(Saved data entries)
==========

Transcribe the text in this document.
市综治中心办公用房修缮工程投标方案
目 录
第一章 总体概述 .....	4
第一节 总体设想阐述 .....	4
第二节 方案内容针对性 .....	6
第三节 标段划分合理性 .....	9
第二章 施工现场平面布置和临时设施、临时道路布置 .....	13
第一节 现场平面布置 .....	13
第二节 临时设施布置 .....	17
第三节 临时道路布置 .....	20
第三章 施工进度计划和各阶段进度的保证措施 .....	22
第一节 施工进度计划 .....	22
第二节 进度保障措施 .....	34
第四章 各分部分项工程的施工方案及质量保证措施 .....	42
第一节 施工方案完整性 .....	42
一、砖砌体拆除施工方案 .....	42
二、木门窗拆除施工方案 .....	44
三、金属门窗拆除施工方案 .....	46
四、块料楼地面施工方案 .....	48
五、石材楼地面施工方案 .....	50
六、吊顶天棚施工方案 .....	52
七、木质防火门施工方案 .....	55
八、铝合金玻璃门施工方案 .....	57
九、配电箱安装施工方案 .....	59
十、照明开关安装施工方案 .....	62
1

==========

§ **OBJECTIVE**
Gather up every line from the listing above in which the word "临时道路布置" occurs.

§ **SOLUTION FOR THIS PROBLEM**
第二章 施工现场平面布置和临时设施、临时道路布置 .....	13
第三节 临时道路布置 .....	20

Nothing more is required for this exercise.